• DATA ROWS:
***

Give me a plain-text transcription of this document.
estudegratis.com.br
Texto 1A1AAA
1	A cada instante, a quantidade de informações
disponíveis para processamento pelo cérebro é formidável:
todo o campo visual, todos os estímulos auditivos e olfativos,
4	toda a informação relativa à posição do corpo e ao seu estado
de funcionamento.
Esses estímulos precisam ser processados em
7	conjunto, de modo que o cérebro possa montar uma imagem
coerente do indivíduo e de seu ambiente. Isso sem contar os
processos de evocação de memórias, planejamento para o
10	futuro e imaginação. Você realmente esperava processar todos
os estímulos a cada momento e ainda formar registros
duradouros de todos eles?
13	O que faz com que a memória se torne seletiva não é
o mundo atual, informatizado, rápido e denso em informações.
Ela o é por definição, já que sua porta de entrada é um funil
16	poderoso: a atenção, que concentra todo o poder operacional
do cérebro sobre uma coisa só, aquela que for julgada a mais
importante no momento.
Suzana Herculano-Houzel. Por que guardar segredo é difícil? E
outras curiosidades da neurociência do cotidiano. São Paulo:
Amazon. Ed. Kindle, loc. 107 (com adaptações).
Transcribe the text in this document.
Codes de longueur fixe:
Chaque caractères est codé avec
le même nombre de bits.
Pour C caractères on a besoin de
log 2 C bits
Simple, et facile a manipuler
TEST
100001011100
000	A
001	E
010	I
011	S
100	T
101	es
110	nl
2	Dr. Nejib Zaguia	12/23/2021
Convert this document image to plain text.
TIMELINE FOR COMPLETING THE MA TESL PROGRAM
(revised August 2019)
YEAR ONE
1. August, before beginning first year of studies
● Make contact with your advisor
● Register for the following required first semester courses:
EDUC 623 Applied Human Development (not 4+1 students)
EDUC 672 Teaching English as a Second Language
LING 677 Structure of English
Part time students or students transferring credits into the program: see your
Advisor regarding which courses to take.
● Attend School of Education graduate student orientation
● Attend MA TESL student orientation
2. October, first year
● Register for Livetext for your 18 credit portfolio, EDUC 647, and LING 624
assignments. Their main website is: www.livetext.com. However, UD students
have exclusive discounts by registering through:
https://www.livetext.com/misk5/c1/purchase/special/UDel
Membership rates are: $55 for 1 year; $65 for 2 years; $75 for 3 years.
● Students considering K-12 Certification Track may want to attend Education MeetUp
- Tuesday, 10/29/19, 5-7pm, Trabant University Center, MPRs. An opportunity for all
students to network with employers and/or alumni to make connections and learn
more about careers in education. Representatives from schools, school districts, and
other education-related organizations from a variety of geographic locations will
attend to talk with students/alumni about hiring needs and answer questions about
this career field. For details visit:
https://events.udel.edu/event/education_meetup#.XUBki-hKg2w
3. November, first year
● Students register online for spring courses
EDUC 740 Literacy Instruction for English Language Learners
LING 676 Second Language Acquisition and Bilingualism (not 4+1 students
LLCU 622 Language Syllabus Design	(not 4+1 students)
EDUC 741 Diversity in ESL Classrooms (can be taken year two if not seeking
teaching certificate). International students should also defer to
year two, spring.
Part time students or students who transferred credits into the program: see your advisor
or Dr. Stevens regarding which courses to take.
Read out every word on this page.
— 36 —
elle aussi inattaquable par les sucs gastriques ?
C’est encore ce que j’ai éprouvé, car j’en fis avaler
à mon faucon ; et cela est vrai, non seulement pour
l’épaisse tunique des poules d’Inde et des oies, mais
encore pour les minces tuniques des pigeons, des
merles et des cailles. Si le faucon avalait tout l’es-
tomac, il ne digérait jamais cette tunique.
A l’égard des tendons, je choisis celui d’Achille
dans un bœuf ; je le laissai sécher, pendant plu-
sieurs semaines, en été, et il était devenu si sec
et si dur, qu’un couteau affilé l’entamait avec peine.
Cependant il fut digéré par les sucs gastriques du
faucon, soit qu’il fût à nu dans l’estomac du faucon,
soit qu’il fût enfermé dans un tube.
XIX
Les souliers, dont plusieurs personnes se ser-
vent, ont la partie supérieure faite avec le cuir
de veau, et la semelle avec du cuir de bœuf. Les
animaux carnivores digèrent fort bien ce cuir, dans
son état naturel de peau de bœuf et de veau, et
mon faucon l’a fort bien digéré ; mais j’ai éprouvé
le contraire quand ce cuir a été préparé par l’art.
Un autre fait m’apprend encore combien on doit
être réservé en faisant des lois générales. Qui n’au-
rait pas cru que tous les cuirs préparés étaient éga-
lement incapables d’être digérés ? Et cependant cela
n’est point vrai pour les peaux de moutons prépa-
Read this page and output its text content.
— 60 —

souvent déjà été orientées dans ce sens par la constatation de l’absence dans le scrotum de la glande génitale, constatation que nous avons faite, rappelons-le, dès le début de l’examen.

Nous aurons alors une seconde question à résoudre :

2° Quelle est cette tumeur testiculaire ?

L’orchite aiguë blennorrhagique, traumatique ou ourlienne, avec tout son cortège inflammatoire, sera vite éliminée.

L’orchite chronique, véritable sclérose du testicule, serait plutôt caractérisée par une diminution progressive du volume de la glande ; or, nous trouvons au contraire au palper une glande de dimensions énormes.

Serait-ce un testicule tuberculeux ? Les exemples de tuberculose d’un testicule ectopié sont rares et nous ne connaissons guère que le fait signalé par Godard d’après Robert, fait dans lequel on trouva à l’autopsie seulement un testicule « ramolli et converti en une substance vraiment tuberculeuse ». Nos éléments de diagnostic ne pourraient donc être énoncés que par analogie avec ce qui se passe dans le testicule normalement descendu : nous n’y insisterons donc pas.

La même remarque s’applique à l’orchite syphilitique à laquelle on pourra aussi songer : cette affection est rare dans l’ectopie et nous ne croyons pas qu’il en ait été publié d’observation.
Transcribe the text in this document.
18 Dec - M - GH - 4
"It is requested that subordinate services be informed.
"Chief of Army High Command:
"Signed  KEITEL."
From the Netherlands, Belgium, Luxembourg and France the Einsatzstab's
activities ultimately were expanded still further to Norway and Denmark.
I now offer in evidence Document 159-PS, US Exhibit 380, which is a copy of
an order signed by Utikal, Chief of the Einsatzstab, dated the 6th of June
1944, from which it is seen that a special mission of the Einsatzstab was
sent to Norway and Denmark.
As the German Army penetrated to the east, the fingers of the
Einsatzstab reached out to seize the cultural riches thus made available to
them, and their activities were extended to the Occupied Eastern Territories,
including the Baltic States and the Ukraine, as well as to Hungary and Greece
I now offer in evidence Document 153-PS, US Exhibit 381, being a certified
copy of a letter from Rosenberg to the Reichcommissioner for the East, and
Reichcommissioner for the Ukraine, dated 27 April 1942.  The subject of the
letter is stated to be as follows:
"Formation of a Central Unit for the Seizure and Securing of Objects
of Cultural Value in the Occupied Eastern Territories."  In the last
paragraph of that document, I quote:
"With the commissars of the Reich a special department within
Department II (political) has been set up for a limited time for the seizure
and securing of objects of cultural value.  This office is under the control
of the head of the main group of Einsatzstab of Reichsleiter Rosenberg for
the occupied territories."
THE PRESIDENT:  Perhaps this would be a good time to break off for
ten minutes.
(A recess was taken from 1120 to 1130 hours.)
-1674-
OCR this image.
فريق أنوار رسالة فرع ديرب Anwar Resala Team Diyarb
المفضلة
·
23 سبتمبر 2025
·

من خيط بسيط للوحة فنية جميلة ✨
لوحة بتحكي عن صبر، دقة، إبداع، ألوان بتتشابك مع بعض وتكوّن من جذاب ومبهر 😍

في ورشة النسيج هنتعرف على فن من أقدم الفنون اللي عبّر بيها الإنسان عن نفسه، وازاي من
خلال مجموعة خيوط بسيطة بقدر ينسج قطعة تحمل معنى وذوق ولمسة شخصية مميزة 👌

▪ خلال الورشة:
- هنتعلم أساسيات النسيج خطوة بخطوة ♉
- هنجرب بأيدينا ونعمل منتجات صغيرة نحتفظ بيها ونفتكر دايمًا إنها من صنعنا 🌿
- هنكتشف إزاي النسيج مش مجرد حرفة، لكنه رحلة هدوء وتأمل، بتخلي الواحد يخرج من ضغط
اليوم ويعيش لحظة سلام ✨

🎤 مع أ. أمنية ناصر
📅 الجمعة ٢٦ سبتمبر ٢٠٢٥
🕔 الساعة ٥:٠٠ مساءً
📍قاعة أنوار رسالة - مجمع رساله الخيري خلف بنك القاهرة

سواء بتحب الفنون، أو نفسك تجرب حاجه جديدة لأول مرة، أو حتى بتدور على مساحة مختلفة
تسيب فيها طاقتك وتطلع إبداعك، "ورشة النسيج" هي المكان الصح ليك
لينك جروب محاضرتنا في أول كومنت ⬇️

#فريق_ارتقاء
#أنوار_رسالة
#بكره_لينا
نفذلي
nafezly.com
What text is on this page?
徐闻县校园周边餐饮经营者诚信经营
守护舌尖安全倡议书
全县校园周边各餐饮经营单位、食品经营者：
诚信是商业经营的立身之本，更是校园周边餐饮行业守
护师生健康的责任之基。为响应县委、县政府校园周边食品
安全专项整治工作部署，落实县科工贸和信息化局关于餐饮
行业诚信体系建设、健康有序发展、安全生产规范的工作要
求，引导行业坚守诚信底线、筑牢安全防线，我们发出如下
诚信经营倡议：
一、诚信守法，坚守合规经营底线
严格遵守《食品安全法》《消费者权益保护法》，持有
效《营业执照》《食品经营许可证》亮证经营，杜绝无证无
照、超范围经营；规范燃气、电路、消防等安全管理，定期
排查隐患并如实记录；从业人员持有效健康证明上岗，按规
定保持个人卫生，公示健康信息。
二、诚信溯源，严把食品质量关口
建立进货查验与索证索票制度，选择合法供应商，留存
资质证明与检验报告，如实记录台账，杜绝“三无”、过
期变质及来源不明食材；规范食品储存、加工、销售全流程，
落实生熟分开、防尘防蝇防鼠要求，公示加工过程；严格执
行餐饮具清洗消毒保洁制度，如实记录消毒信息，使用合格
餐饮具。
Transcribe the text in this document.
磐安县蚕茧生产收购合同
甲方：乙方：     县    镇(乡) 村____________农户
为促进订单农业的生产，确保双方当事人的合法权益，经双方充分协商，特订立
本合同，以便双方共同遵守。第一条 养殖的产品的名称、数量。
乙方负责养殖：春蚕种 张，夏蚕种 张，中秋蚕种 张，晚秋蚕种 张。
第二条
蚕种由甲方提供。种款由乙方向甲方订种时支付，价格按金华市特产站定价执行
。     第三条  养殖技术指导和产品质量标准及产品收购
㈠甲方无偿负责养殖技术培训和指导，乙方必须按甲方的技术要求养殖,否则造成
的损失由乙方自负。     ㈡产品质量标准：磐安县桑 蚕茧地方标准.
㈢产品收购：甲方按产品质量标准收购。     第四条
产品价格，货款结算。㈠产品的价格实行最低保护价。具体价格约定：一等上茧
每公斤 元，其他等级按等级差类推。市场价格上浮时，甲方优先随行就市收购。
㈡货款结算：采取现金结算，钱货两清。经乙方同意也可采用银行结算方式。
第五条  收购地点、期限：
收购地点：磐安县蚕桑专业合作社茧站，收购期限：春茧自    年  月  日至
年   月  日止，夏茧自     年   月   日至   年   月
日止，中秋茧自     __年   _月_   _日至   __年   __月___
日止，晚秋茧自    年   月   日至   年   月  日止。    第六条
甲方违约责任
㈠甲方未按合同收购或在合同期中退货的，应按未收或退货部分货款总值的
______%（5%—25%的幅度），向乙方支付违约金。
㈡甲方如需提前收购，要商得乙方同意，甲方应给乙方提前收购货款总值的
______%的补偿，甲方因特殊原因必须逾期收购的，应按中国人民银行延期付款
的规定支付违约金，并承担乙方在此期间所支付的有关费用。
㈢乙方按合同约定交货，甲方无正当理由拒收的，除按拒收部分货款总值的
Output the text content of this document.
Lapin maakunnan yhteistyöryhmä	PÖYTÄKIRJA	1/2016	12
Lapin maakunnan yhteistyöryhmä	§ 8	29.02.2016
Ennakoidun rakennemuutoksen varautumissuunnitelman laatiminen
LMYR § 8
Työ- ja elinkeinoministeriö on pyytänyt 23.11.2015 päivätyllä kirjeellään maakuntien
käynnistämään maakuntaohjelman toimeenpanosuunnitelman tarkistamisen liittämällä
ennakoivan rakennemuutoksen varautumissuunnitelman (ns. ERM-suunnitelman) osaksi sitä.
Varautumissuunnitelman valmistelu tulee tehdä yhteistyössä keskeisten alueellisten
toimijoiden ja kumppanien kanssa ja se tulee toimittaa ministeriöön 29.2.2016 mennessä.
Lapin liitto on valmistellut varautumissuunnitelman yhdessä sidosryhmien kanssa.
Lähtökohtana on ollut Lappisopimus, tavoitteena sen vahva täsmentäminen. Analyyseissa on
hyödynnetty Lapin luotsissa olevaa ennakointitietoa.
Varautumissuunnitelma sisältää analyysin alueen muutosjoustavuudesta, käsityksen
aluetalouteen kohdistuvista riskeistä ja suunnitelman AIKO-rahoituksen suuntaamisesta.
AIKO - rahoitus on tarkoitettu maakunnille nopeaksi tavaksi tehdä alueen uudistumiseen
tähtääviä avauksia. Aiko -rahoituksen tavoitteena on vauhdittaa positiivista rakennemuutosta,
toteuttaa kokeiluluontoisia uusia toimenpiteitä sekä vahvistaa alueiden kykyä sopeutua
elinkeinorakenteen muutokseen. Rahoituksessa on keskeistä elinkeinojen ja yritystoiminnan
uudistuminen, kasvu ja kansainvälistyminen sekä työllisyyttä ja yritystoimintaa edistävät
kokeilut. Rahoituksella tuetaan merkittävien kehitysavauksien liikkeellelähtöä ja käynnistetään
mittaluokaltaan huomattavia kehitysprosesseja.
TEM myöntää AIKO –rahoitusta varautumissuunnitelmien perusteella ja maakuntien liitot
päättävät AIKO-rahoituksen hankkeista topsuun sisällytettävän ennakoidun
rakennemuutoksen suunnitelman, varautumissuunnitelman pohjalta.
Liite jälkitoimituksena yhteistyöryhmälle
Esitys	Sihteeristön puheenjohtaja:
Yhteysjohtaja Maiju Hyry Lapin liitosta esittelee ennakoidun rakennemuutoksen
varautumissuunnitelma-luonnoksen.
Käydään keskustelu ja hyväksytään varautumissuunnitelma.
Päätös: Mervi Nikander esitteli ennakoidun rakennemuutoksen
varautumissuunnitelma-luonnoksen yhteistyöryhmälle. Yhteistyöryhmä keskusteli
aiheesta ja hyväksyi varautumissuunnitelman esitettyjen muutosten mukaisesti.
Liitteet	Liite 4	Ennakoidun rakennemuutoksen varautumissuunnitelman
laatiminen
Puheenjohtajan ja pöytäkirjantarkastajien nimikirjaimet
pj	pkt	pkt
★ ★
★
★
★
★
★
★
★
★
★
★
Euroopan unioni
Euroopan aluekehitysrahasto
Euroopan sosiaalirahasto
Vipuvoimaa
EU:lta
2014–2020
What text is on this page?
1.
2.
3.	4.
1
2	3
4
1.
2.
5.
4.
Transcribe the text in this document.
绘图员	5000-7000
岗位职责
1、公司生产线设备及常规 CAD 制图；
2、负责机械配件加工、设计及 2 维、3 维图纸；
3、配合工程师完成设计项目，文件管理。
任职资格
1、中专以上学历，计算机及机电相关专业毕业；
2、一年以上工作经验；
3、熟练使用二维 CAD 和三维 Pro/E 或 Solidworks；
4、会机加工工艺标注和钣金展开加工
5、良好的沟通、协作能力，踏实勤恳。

***

• TASK BRIEF:
Return only those lines of the records that contain the string "veau".

• SOLUTION FOR THIS EXERCISE:
de veau, et la semelle avec du cuir de bœuf. Les
son état naturel de peau de bœuf et de veau, et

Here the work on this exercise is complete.